## [TO BE DONE]
Report, word for word, every line of the material that contains "this".

## [RECORDS SUPPLIED]

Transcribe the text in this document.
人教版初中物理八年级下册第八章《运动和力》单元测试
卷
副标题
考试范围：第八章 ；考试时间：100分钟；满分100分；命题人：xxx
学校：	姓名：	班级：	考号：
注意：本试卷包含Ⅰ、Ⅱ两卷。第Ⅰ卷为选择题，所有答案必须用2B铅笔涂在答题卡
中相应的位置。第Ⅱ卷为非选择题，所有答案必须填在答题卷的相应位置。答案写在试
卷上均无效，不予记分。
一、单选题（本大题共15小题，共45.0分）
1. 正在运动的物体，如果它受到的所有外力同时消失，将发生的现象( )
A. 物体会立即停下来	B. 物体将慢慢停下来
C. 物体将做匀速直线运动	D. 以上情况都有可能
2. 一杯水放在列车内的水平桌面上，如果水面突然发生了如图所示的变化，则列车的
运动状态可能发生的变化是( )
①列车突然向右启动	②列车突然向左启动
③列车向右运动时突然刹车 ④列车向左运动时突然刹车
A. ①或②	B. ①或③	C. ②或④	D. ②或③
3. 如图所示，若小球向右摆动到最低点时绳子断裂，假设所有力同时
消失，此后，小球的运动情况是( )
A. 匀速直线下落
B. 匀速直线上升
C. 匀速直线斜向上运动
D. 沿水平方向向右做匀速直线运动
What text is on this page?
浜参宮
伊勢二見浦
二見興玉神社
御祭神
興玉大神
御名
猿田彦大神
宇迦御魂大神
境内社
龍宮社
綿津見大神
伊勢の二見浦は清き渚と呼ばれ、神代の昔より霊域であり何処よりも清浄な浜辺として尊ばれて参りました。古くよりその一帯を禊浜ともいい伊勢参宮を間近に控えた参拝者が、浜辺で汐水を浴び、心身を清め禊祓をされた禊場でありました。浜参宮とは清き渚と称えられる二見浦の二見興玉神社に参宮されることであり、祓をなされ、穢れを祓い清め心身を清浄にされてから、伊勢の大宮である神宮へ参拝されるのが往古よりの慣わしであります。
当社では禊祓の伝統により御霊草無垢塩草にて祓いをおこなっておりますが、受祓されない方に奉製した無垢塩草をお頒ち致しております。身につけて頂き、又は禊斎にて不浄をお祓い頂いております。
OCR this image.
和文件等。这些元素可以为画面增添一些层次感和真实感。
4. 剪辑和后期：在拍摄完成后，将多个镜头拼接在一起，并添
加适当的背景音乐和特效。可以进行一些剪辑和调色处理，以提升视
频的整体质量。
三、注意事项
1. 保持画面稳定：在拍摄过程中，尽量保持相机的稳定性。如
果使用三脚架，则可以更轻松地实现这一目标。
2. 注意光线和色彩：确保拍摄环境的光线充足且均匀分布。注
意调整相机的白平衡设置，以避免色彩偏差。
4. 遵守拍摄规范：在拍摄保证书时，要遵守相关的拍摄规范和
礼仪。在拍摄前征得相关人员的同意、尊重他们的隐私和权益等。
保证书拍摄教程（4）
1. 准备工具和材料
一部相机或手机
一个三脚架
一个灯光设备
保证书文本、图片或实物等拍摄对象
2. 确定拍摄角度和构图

## [EXPECTED ANSWER]
Transcribe the text in this document.
What text is on this page?
OCR this image.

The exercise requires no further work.